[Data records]

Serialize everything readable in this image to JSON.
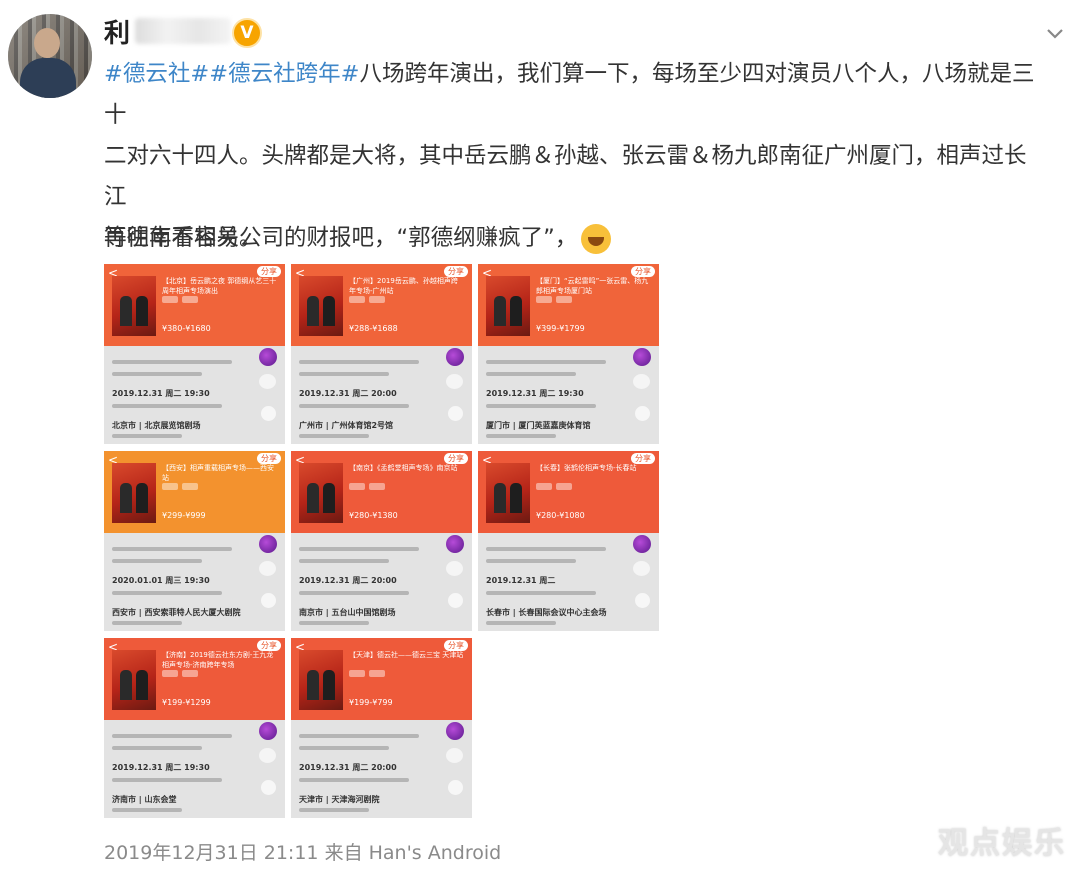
{
  "post": {
    "author_visible": "利",
    "verified_badge": "V",
    "tags": [
      "#德云社#",
      "#德云社跨年#"
    ],
    "body_line1": "八场跨年演出，我们算一下，每场至少四对演员八个人，八场就是三十",
    "body_line2": "二对六十四人。头牌都是大将，其中岳云鹏＆孙越、张云雷＆杨九郎南征广州厦门，相声过长江",
    "body_line3": "再往南不容易。",
    "body_para2": "等明年看相关公司的财报吧，“郭德纲赚疯了”，",
    "timestamp": "2019年12月31日 21:11",
    "source": "来自 Han's Android"
  },
  "cards": [
    {
      "title": "【北京】岳云鹏之夜 郭德纲从艺三十周年相声专场演出",
      "price": "¥380-¥1680",
      "date": "2019.12.31 周二 19:30",
      "venue": "北京市 | 北京展览馆剧场",
      "color": "#f0643a"
    },
    {
      "title": "【广州】2019岳云鹏、孙越相声跨年专场-广州站",
      "price": "¥288-¥1688",
      "date": "2019.12.31 周二 20:00",
      "venue": "广州市 | 广州体育馆2号馆",
      "color": "#f0643a"
    },
    {
      "title": "【厦门】“云起雷鸣”一张云雷、杨九郎相声专场厦门站",
      "price": "¥399-¥1799",
      "date": "2019.12.31 周二 19:30",
      "venue": "厦门市 | 厦门英蓝嘉庚体育馆",
      "color": "#f0643a"
    },
    {
      "title": "【西安】相声重载相声专场——西安站",
      "price": "¥299-¥999",
      "date": "2020.01.01 周三 19:30",
      "venue": "西安市 | 西安索菲特人民大厦大剧院",
      "color": "#f3922e"
    },
    {
      "title": "【南京】《孟鹤堂相声专场》南京站",
      "price": "¥280-¥1380",
      "date": "2019.12.31 周二 20:00",
      "venue": "南京市 | 五台山中国馆剧场",
      "color": "#ee5a3a"
    },
    {
      "title": "【长春】张鹤伦相声专场-长春站",
      "price": "¥280-¥1080",
      "date": "2019.12.31 周二",
      "venue": "长春市 | 长春国际会议中心主会场",
      "color": "#ee5a3a"
    },
    {
      "title": "【济南】2019德云社东方剧-王九龙相声专场-济南跨年专场",
      "price": "¥199-¥1299",
      "date": "2019.12.31 周二 19:30",
      "venue": "济南市 | 山东会堂",
      "color": "#ee5a3a"
    },
    {
      "title": "【天津】德云社——德云三宝 天津站",
      "price": "¥199-¥799",
      "date": "2019.12.31 周二 20:00",
      "venue": "天津市 | 天津海河剧院",
      "color": "#ee5a3a"
    }
  ],
  "watermark": "观点娱乐",
  "colors": {
    "tag": "#3e86c8",
    "badge": "#f7a400",
    "meta": "#8a8a8a"
  },
  "icons": {
    "avatar": "user-avatar",
    "verified": "verified-v-icon",
    "menu": "chevron-down-icon",
    "emoji": "laughing-emoji-icon"
  }
}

What you should do
Restate each entry word for word, leaving out any pictures.

Solution to the problem
Serialize everything readable in this image to JSON.
{
  "post": {
    "author_visible": "利",
    "verified_badge": "V",
    "tags": [
      "#德云社#",
      "#德云社跨年#"
    ],
    "body_line1": "八场跨年演出，我们算一下，每场至少四对演员八个人，八场就是三十",
    "body_line2": "二对六十四人。头牌都是大将，其中岳云鹏＆孙越、张云雷＆杨九郎南征广州厦门，相声过长江",
    "body_line3": "再往南不容易。",
    "body_para2": "等明年看相关公司的财报吧，“郭德纲赚疯了”，",
    "timestamp": "2019年12月31日 21:11",
    "source": "来自 Han's Android"
  },
  "cards": [
    {
      "title": "【北京】岳云鹏之夜 郭德纲从艺三十周年相声专场演出",
      "price": "¥380-¥1680",
      "date": "2019.12.31 周二 19:30",
      "venue": "北京市 | 北京展览馆剧场",
      "color": "#f0643a"
    },
    {
      "title": "【广州】2019岳云鹏、孙越相声跨年专场-广州站",
      "price": "¥288-¥1688",
      "date": "2019.12.31 周二 20:00",
      "venue": "广州市 | 广州体育馆2号馆",
      "color": "#f0643a"
    },
    {
      "title": "【厦门】“云起雷鸣”一张云雷、杨九郎相声专场厦门站",
      "price": "¥399-¥1799",
      "date": "2019.12.31 周二 19:30",
      "venue": "厦门市 | 厦门英蓝嘉庚体育馆",
      "color": "#f0643a"
    },
    {
      "title": "【西安】相声重载相声专场——西安站",
      "price": "¥299-¥999",
      "date": "2020.01.01 周三 19:30",
      "venue": "西安市 | 西安索菲特人民大厦大剧院",
      "color": "#f3922e"
    },
    {
      "title": "【南京】《孟鹤堂相声专场》南京站",
      "price": "¥280-¥1380",
      "date": "2019.12.31 周二 20:00",
      "venue": "南京市 | 五台山中国馆剧场",
      "color": "#ee5a3a"
    },
    {
      "title": "【长春】张鹤伦相声专场-长春站",
      "price": "¥280-¥1080",
      "date": "2019.12.31 周二",
      "venue": "长春市 | 长春国际会议中心主会场",
      "color": "#ee5a3a"
    },
    {
      "title": "【济南】2019德云社东方剧-王九龙相声专场-济南跨年专场",
      "price": "¥199-¥1299",
      "date": "2019.12.31 周二 19:30",
      "venue": "济南市 | 山东会堂",
      "color": "#ee5a3a"
    },
    {
      "title": "【天津】德云社——德云三宝 天津站",
      "price": "¥199-¥799",
      "date": "2019.12.31 周二 20:00",
      "venue": "天津市 | 天津海河剧院",
      "color": "#ee5a3a"
    }
  ],
  "watermark": "观点娱乐",
  "colors": {
    "tag": "#3e86c8",
    "badge": "#f7a400",
    "meta": "#8a8a8a"
  },
  "icons": {
    "avatar": "user-avatar",
    "verified": "verified-v-icon",
    "menu": "chevron-down-icon",
    "emoji": "laughing-emoji-icon"
  }
}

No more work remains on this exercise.